- _Texte choisi_
Guinée
L’Intersyndicale a dénoncé les « forces obscures » qui tentent de miner de l’extérieur son combat pour la justice sociale en Guinée. Les droits des travailleurs et des syndicalistes ont été à plusieurs reprises bafoués dans le secteur minier. 2008 fut une année de fort mécontentement des travailleurs.
Droits syndicaux dans la législation
Liberté syndicale: Le Code du travail prévoit que tous les travailleurs ont le droit de former des syndicats et d’y adhérer, à l’exception du personnel militaire et paramilitaire.
Restrictions au droit de grève: Les travailleurs ont le droit de faire grève, mais ils doivent donner un préavis de dix jours, et les employeurs sont en droit d’imposer un arbitrage contraignant. Les grèves sont interdites dans les services essentiels, dont la définition est très ample et couvre (en plus des hôpitaux, de la police et de l’armée) le transport, les communications, la télédiffusion et la radiodiffusion. Ces trois secteurs ne font pas partie de la définition de l’OIT des « services essentiels » stricto sensu.
Pas de protection contre la discrimination: La législation guinéenne reconnaît le droit de négociation collective. La loi n’inclut cependant aucune disposition empêchant la discrimination antisyndicale ou protégeant les syndicats contre une ingérence de la part des employeurs.

- _Questions_
A - Indiquez si chacune des affirmations suivantes concorde avec le texte sur les droits syndicaux en Guinée, en citant les mots décisifs : (i) le Code du travail exclut le personnel militaire du droit de former des syndicats ; (ii) les travailleurs doivent donner un préavis de quinze jours avant une grève ; (iii) la loi protège les syndicats contre l’ingérence des employeurs.
B - D’après le texte sur les droits syndicaux en Guinée, quelle année a connu un fort mécontentement des travailleurs ?
C - Poursuivez le texte sur les droits syndicaux en Guinée après sa dernière phrase.

- _Informations fournies_
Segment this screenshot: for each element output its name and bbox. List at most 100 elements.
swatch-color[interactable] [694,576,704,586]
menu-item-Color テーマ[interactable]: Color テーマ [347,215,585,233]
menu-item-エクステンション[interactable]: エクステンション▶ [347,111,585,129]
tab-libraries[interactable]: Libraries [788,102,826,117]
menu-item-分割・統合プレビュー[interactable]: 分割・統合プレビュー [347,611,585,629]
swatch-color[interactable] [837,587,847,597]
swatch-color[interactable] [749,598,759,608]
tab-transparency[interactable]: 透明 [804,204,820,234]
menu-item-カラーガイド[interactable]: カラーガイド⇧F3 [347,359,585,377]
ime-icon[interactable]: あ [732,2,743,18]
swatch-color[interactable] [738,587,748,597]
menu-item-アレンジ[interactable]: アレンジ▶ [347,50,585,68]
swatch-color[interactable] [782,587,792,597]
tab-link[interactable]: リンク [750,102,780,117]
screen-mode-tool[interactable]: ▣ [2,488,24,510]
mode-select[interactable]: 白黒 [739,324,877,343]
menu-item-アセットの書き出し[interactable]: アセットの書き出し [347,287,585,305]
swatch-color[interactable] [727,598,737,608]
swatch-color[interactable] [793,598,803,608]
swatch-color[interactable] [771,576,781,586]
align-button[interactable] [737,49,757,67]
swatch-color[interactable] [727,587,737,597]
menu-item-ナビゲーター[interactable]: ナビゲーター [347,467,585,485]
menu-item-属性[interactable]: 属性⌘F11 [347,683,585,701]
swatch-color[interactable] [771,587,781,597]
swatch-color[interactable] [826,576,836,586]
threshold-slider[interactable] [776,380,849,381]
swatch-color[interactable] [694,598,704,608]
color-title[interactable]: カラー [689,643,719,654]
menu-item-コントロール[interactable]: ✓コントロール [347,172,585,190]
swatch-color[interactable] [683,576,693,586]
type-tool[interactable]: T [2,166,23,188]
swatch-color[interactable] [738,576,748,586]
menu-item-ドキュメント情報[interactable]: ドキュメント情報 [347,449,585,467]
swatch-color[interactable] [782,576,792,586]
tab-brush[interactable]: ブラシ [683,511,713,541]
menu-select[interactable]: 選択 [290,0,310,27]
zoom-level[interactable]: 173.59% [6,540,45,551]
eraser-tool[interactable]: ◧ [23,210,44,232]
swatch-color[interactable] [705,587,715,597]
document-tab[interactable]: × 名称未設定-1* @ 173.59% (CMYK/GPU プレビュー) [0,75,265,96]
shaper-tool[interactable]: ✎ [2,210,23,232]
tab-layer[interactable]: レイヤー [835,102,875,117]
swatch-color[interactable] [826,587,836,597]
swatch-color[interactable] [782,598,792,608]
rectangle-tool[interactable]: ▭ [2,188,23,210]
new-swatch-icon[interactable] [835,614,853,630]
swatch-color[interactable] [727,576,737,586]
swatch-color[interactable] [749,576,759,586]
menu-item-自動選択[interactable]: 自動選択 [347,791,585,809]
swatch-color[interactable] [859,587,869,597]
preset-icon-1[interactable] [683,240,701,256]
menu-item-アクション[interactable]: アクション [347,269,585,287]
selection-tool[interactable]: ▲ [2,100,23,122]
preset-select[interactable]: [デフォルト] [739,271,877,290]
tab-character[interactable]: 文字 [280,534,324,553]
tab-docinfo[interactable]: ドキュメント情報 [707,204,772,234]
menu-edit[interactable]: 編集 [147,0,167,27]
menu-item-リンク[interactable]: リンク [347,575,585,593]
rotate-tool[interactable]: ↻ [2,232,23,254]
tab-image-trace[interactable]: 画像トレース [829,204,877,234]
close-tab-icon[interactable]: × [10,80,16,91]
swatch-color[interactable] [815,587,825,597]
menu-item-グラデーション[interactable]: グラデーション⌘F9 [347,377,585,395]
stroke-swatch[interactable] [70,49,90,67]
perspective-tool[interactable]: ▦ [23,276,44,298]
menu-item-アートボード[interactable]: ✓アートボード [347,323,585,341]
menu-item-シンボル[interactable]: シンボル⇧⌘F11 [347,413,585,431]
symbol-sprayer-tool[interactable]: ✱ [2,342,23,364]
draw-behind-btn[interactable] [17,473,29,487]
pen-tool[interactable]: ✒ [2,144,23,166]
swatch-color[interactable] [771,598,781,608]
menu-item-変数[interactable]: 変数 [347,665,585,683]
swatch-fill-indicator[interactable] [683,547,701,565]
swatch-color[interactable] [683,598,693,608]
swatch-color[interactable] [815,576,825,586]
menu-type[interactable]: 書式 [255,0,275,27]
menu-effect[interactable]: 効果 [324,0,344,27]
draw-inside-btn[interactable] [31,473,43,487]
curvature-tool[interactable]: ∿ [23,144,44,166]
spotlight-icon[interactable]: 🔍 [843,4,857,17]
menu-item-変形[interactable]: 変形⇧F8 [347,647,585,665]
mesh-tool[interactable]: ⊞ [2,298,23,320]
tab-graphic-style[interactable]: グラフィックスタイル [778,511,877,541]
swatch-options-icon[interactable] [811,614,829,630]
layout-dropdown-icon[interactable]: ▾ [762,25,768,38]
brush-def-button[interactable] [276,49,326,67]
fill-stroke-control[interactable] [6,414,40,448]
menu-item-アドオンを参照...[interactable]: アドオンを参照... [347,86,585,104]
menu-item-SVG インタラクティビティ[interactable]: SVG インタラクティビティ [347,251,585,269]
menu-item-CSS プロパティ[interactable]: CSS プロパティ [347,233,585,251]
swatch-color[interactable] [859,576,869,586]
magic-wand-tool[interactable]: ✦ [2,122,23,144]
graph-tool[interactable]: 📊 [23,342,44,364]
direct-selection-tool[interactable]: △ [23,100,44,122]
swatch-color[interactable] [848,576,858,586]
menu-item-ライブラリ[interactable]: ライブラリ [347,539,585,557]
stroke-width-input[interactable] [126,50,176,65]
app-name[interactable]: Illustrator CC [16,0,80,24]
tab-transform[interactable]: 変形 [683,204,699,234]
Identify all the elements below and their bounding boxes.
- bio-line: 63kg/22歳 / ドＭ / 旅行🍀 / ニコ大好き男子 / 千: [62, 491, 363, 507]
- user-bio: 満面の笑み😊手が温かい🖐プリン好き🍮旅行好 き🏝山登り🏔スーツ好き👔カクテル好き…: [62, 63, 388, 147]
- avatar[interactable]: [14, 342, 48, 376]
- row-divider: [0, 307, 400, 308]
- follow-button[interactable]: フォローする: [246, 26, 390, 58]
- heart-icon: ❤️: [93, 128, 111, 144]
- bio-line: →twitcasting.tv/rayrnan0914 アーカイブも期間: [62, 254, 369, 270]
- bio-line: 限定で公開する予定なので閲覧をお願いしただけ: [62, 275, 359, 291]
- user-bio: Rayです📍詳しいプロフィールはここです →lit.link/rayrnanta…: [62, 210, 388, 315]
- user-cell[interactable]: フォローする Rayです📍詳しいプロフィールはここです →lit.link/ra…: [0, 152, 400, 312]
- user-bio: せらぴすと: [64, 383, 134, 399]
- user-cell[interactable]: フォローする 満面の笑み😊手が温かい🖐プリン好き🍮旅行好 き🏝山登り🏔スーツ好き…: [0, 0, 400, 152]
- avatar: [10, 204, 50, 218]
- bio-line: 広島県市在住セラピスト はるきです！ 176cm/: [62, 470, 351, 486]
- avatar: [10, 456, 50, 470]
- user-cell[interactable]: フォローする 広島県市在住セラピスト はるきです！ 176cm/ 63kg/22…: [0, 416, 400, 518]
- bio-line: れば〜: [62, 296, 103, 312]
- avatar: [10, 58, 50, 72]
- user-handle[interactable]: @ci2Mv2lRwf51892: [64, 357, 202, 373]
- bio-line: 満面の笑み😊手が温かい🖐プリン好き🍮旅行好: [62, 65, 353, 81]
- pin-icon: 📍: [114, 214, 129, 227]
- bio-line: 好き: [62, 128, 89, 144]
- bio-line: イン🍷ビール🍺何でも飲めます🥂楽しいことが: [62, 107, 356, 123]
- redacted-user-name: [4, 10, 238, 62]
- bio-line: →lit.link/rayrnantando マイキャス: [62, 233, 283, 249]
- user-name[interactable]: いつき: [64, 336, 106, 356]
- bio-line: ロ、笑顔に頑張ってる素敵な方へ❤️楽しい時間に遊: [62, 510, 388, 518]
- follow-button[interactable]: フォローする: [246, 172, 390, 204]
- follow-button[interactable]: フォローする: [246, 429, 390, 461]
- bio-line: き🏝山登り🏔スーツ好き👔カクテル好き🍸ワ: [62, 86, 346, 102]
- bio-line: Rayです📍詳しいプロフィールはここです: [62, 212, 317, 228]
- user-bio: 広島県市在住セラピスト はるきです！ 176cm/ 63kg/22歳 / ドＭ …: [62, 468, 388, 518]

- _Réponses aux activités_
A -
(i) Oui : « à l’exception du personnel militaire et paramilitaire ».
(ii) Non : « ils doivent donner un préavis de dix jours ».
(iii) Non : « La loi n’inclut cependant aucune disposition empêchant la discrimination antisyndicale ou protégeant les syndicats contre une ingérence de la part des employeurs. »

B - 2008.

C -
Droits syndicaux dans la pratique et violations en 2008
Contexte: Fin décembre, une junte militaire a pris le pouvoir quelques heures après le décès du président Lansana Conté dont l’impopularité avait atteint son paroxysme lors de la répression sanglante des grèves de 2007. En mai 2008, ce dernier avait limogé Lansana Kouyate, Premier ministre « de consensus », provoquant la colère de la société civile et des syndicats. Il s’agissait selon eux d’une violation flagrante des accords conclus en 2007 entrainant une suspension des droits syndicaux et activités syndicales. Ces accords portaient sur la démocratisation et la bonne gouvernance dans un des pays les plus pauvres du continent malgré ses immenses richesses minières. À plusieurs reprises en 2008, le secteur minier a été secoué par des troubles sociaux; les travailleurs, leurs familles et les populations locales supportant de plus en plus difficilement l’absence de véritables retombées économiques au niveau local, en dépit des plantureux bénéfices du secteur.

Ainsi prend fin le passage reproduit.